DESCRIPTION OF THE TASK: Copy out all lines of the records in which the word "battle" appears.

══ EXTRACTED RECORDS

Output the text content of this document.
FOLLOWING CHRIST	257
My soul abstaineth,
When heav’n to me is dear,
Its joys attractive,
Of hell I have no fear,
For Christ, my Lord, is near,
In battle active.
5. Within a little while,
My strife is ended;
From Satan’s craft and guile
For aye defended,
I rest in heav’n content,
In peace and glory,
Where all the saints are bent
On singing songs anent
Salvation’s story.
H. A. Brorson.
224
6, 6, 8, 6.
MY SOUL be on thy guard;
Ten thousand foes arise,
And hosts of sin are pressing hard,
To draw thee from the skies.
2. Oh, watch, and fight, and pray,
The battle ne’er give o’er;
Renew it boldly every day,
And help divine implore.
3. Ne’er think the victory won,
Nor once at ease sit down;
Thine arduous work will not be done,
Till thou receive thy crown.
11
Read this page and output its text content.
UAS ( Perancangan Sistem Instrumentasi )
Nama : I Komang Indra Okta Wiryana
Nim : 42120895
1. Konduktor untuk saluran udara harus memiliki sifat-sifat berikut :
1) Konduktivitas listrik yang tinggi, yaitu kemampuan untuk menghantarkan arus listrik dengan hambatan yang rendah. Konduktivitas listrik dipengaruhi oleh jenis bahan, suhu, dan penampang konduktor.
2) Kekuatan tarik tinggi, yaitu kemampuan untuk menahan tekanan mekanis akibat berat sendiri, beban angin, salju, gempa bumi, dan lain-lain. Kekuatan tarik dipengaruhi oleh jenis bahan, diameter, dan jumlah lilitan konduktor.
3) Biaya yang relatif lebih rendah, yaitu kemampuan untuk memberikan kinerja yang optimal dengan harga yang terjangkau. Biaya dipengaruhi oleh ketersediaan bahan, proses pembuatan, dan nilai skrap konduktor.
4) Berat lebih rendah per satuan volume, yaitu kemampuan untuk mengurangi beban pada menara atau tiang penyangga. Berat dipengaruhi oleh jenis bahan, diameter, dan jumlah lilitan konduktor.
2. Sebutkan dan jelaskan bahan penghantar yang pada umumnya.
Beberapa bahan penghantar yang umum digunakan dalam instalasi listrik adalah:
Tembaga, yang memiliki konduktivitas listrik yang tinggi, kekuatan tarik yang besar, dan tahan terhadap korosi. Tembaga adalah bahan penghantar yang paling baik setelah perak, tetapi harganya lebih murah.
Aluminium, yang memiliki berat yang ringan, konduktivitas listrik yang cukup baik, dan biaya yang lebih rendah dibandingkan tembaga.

════

ANSWER FOR THE TASK:
In battle active.
The battle ne’er give o’er;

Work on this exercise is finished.